§ **TASK TO CARRY OUT**:
Every line below that contains "this" is to be copied.
━━ LISTED RECORDS
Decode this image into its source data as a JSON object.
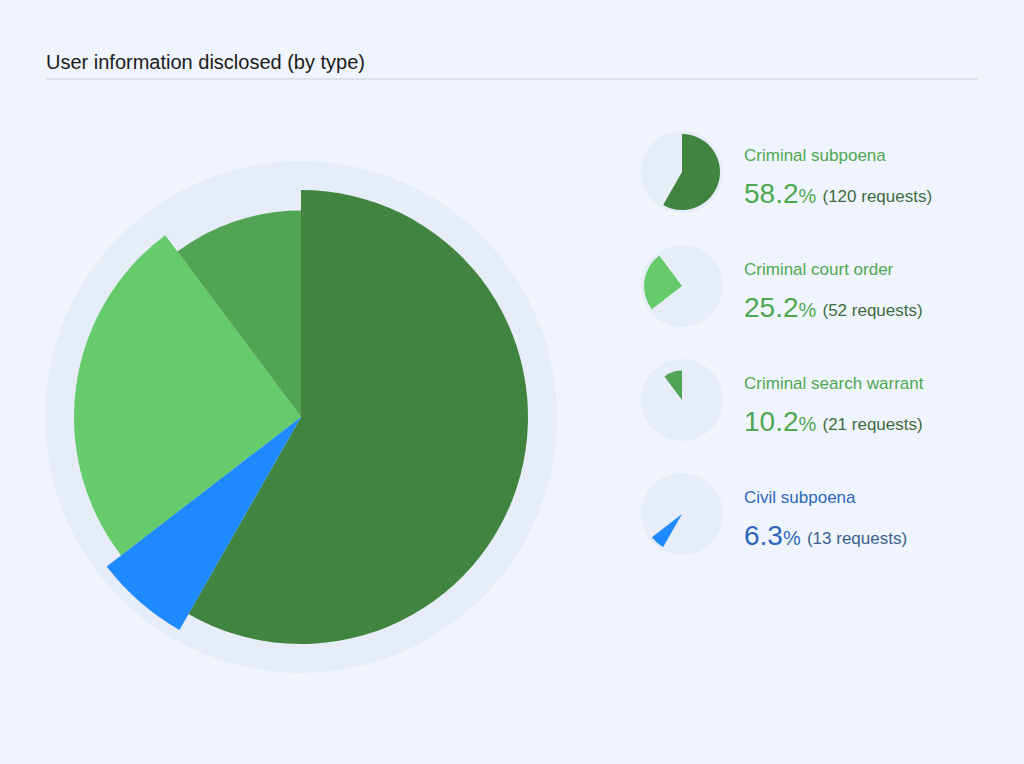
{
  "chart_data": {
    "type": "pie",
    "title": "User information disclosed (by type)",
    "categories": [
      "Criminal subpoena",
      "Criminal court order",
      "Criminal search warrant",
      "Civil subpoena"
    ],
    "values": [
      58.2,
      25.2,
      10.2,
      6.3
    ],
    "value_labels": [
      "58.2%",
      "25.2%",
      "10.2%",
      "6.3%"
    ],
    "request_labels": [
      "(120 requests)",
      "(52 requests)",
      "(21 requests)",
      "(13 requests)"
    ],
    "colors": [
      "#40843f",
      "#66cb6a",
      "#52a455",
      "#1f89ff"
    ],
    "legend": "right"
  }
}
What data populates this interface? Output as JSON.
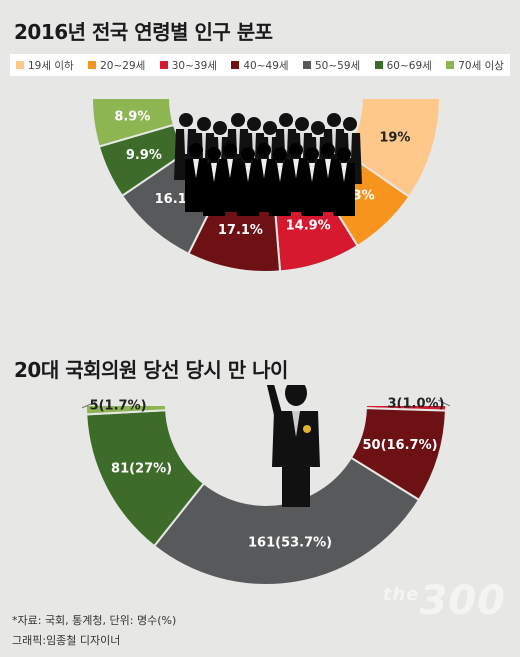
{
  "charts_meta": {
    "footer_source": "*자료: 국회, 통계청, 단위: 명수(%)",
    "footer_credit": "그래픽:임종철 디자이너",
    "logo_sup": "the",
    "logo_main": "300"
  },
  "chart_data": [
    {
      "type": "pie",
      "variant": "semi-donut",
      "title": "2016년 전국 연령별 인구 분포",
      "categories": [
        "19세 이하",
        "20~29세",
        "30~39세",
        "40~49세",
        "50~59세",
        "60~69세",
        "70세 이상"
      ],
      "values": [
        19,
        13,
        14.9,
        17.1,
        16.1,
        9.9,
        8.9
      ],
      "value_labels": [
        "19%",
        "13%",
        "14.9%",
        "17.1%",
        "16.1%",
        "9.9%",
        "8.9%"
      ],
      "colors": [
        "#fdc88a",
        "#f7941d",
        "#d7192f",
        "#6e1114",
        "#58595b",
        "#3d6b2a",
        "#8db552"
      ],
      "label_colors": [
        "#222222",
        "#ffffff",
        "#ffffff",
        "#ffffff",
        "#ffffff",
        "#ffffff",
        "#ffffff"
      ],
      "legend_position": "top"
    },
    {
      "type": "pie",
      "variant": "semi-donut",
      "title": "20대 국회의원 당선 당시 만 나이",
      "categories": [
        "30~39세",
        "40~49세",
        "50~59세",
        "60~69세",
        "70세 이상"
      ],
      "values": [
        3,
        50,
        161,
        81,
        5
      ],
      "percents": [
        1.0,
        16.7,
        53.7,
        27,
        1.7
      ],
      "value_labels": [
        "3(1.0%)",
        "50(16.7%)",
        "161(53.7%)",
        "81(27%)",
        "5(1.7%)"
      ],
      "colors": [
        "#d7192f",
        "#6e1114",
        "#58595b",
        "#3d6b2a",
        "#8db552"
      ],
      "label_colors": [
        "#222222",
        "#ffffff",
        "#ffffff",
        "#ffffff",
        "#222222"
      ],
      "outside_labels": [
        true,
        false,
        false,
        false,
        true
      ]
    }
  ]
}
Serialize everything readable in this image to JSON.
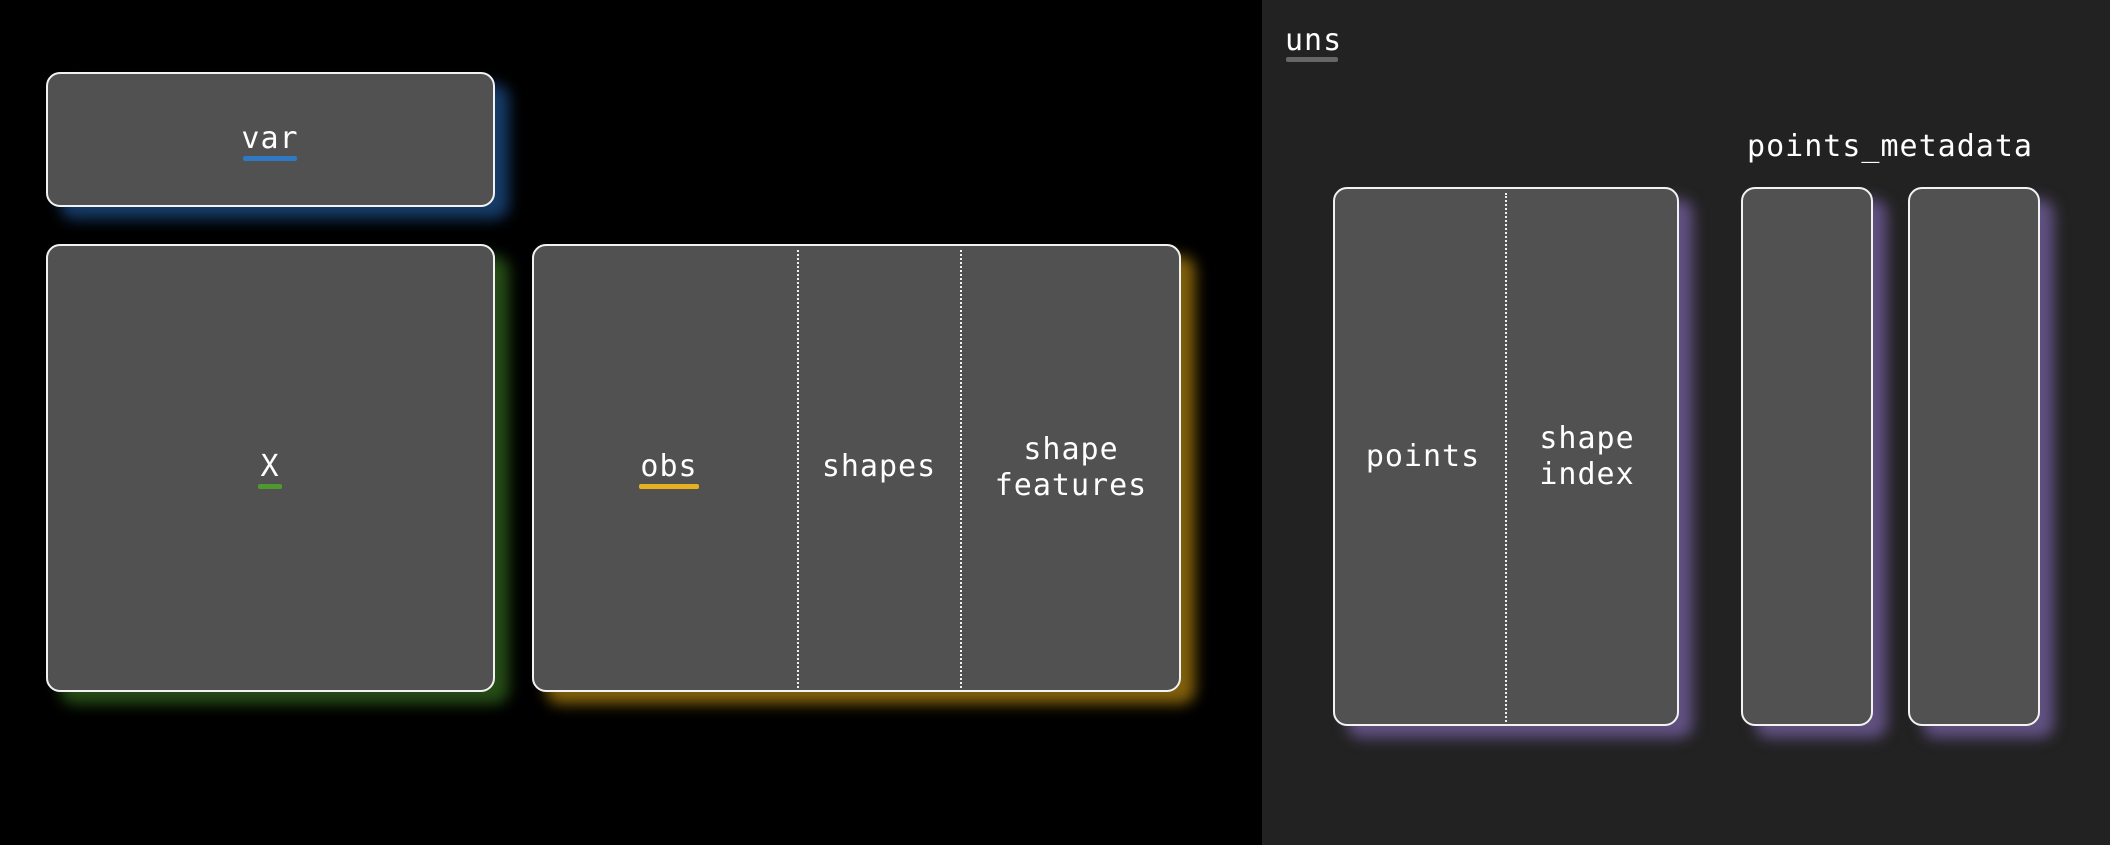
{
  "labels": {
    "var": "var",
    "x": "X",
    "obs": "obs",
    "shapes": "shapes",
    "shape_features_line1": "shape",
    "shape_features_line2": "features",
    "uns": "uns",
    "points_metadata": "points_metadata",
    "points": "points",
    "shape_index_line1": "shape",
    "shape_index_line2": "index"
  },
  "colors": {
    "var_accent": "#2f78c4",
    "x_accent": "#4f9a2e",
    "obs_accent": "#e8b021",
    "uns_accent": "#666666",
    "points_accent": "#9a82d2",
    "left_background": "#000000",
    "right_background": "#222222",
    "box_fill": "#515151",
    "box_border": "#f2f2f2"
  }
}
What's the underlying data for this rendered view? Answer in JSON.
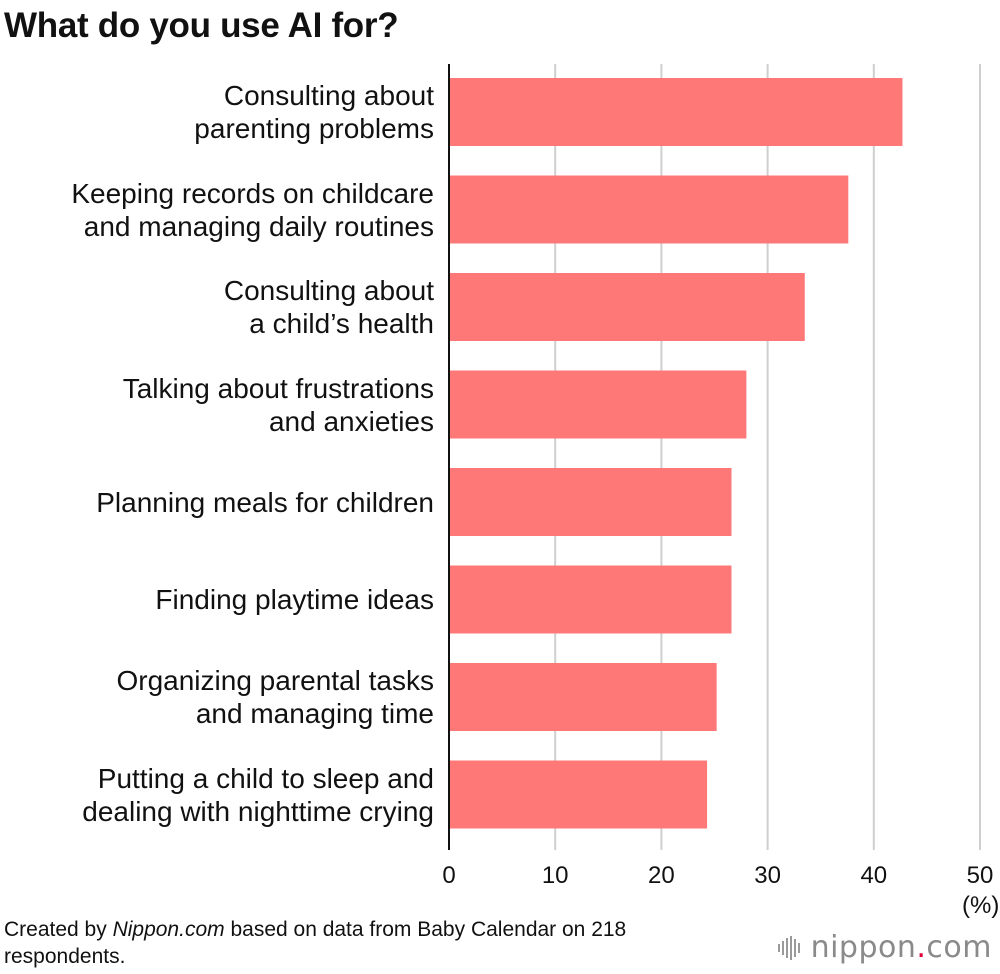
{
  "colors": {
    "bar": "#ff7878",
    "grid": "#cfcfcf",
    "axis": "#111111",
    "brand_dot": "#e0003c"
  },
  "chart_data": {
    "type": "bar",
    "orientation": "horizontal",
    "title": "What do you use AI for?",
    "categories": [
      "Consulting about\nparenting problems",
      "Keeping records on childcare\nand managing daily routines",
      "Consulting about\na child’s health",
      "Talking about frustrations\nand anxieties",
      "Planning meals for children",
      "Finding playtime ideas",
      "Organizing parental tasks\nand managing time",
      "Putting a child to sleep and\ndealing with nighttime crying"
    ],
    "values": [
      42.7,
      37.6,
      33.5,
      28.0,
      26.6,
      26.6,
      25.2,
      24.3
    ],
    "xlim": [
      0,
      50
    ],
    "ticks": [
      "0",
      "10",
      "20",
      "30",
      "40",
      "50"
    ],
    "unit": "(%)",
    "grid": true
  },
  "footer": {
    "prefix": "Created by ",
    "source_italic": "Nippon.com",
    "suffix": " based on data from Baby Calendar on 218 respondents."
  },
  "brand": {
    "name": "nippon",
    "dot": ".",
    "tld": "com",
    "icon": "soundwave-icon"
  }
}
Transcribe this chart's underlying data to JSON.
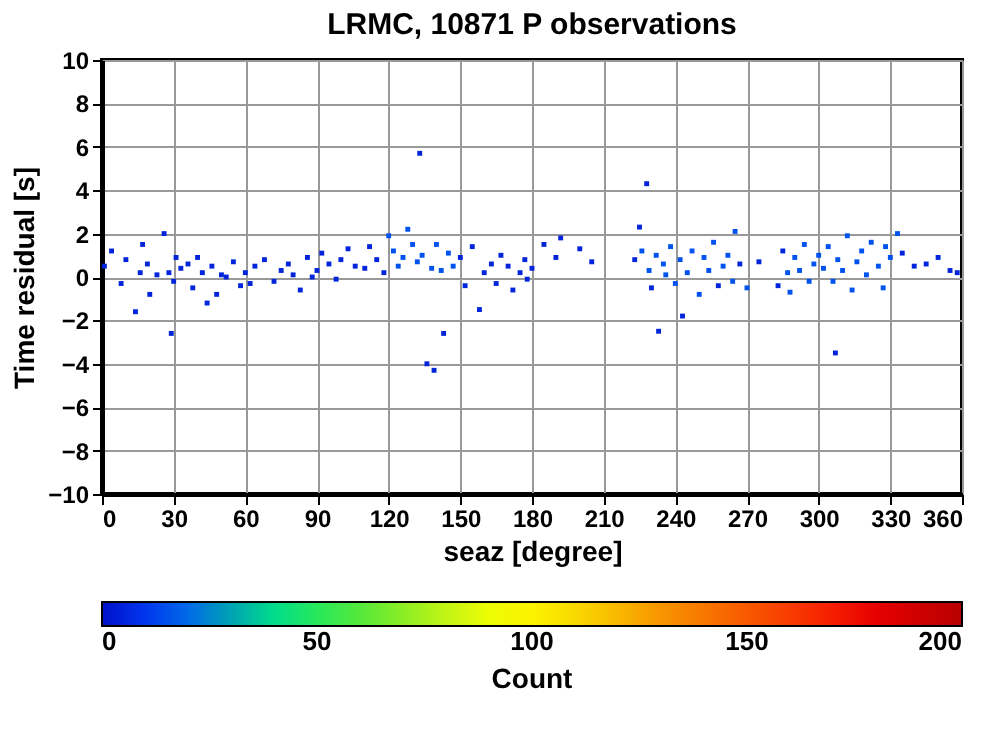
{
  "chart_data": {
    "type": "scatter",
    "title": "LRMC, 10871 P observations",
    "xlabel": "seaz [degree]",
    "ylabel": "Time residual [s]",
    "clabel": "Count",
    "clim": [
      0,
      200
    ],
    "cticks": [
      0,
      50,
      100,
      150,
      200
    ],
    "xlim": [
      0,
      360
    ],
    "ylim": [
      -10,
      10
    ],
    "xticks": [
      0,
      30,
      60,
      90,
      120,
      150,
      180,
      210,
      240,
      270,
      300,
      330,
      360
    ],
    "yticks": [
      -10,
      -8,
      -6,
      -4,
      -2,
      0,
      2,
      4,
      6,
      8,
      10
    ],
    "grid": true,
    "series": [
      {
        "x": [
          1,
          4,
          8,
          10,
          14,
          16,
          17,
          19,
          20,
          23,
          26,
          28,
          29,
          30,
          31,
          33,
          36,
          38,
          40,
          42,
          44,
          46,
          48,
          50,
          52,
          55,
          58,
          60,
          62,
          64,
          68,
          72,
          75,
          78,
          80,
          83,
          86,
          88,
          90,
          92,
          95,
          98,
          100,
          103,
          106,
          110,
          112,
          115,
          118,
          120,
          122,
          124,
          126,
          128,
          130,
          132,
          133,
          134,
          136,
          138,
          139,
          140,
          142,
          143,
          145,
          147,
          150,
          152,
          155,
          158,
          160,
          163,
          165,
          167,
          170,
          172,
          175,
          177,
          178,
          180,
          185,
          190,
          192,
          200,
          205,
          223,
          225,
          226,
          228,
          229,
          230,
          232,
          233,
          235,
          236,
          238,
          240,
          242,
          243,
          245,
          247,
          250,
          252,
          254,
          256,
          258,
          260,
          262,
          264,
          265,
          267,
          270,
          275,
          283,
          285,
          287,
          288,
          290,
          292,
          294,
          296,
          298,
          300,
          302,
          304,
          306,
          307,
          308,
          310,
          312,
          314,
          316,
          318,
          320,
          322,
          325,
          327,
          328,
          330,
          333,
          335,
          340,
          345,
          350,
          355,
          358
        ],
        "values": [
          0.5,
          1.2,
          -0.3,
          0.8,
          -1.6,
          0.2,
          1.5,
          0.6,
          -0.8,
          0.1,
          2.0,
          0.2,
          -2.6,
          -0.2,
          0.9,
          0.4,
          0.6,
          -0.5,
          0.9,
          0.2,
          -1.2,
          0.5,
          -0.8,
          0.1,
          0.0,
          0.7,
          -0.4,
          0.2,
          -0.3,
          0.5,
          0.8,
          -0.2,
          0.3,
          0.6,
          0.1,
          -0.6,
          0.9,
          0.0,
          0.3,
          1.1,
          0.6,
          -0.1,
          0.8,
          1.3,
          0.5,
          0.4,
          1.4,
          0.8,
          0.2,
          1.9,
          1.2,
          0.5,
          0.9,
          2.2,
          1.5,
          0.7,
          5.7,
          1.0,
          -4.0,
          0.4,
          -4.3,
          1.5,
          0.3,
          -2.6,
          1.1,
          0.5,
          0.9,
          -0.4,
          1.4,
          -1.5,
          0.2,
          0.6,
          -0.3,
          1.0,
          0.5,
          -0.6,
          0.2,
          0.8,
          -0.1,
          0.4,
          1.5,
          0.9,
          1.8,
          1.3,
          0.7,
          0.8,
          2.3,
          1.2,
          4.3,
          0.3,
          -0.5,
          1.0,
          -2.5,
          0.6,
          0.1,
          1.4,
          -0.3,
          0.8,
          -1.8,
          0.2,
          1.2,
          -0.8,
          0.9,
          0.3,
          1.6,
          -0.4,
          0.5,
          1.0,
          -0.2,
          2.1,
          0.6,
          -0.5,
          0.7,
          -0.4,
          1.2,
          0.2,
          -0.7,
          0.9,
          0.3,
          1.5,
          -0.2,
          0.6,
          1.0,
          0.4,
          1.4,
          -0.2,
          -3.5,
          0.8,
          0.3,
          1.9,
          -0.6,
          0.7,
          1.2,
          0.1,
          1.6,
          0.5,
          -0.5,
          1.4,
          0.9,
          2.0,
          1.1,
          0.5,
          0.6,
          0.9,
          0.3,
          0.2
        ],
        "cvalues": [
          5,
          5,
          5,
          5,
          5,
          5,
          5,
          5,
          5,
          5,
          5,
          5,
          5,
          5,
          5,
          5,
          5,
          5,
          5,
          5,
          5,
          5,
          5,
          5,
          5,
          5,
          5,
          5,
          5,
          5,
          5,
          5,
          5,
          5,
          5,
          5,
          5,
          5,
          5,
          5,
          5,
          5,
          5,
          5,
          5,
          5,
          5,
          5,
          5,
          15,
          15,
          15,
          15,
          15,
          15,
          15,
          5,
          15,
          5,
          15,
          5,
          15,
          15,
          5,
          15,
          15,
          5,
          5,
          5,
          5,
          5,
          5,
          5,
          5,
          5,
          5,
          5,
          5,
          5,
          5,
          5,
          5,
          5,
          5,
          5,
          5,
          5,
          15,
          5,
          15,
          5,
          15,
          5,
          15,
          15,
          15,
          15,
          15,
          5,
          15,
          15,
          15,
          15,
          15,
          15,
          5,
          15,
          15,
          15,
          15,
          5,
          15,
          5,
          5,
          5,
          15,
          15,
          15,
          15,
          15,
          15,
          15,
          15,
          15,
          15,
          15,
          5,
          15,
          15,
          15,
          15,
          15,
          15,
          15,
          15,
          15,
          15,
          15,
          15,
          15,
          5,
          5,
          5,
          5,
          5,
          5
        ]
      }
    ]
  }
}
━━━━
§ **WRITTEN RESPONSE**:
Decode this image into its source data as a JSON object.
What data populates this interface? Output as JSON.
Serialize everything readable in this image to JSON.
What's the underlying data for this rendered view? Answer in JSON.
Transcribe this chart's underlying data to JSON.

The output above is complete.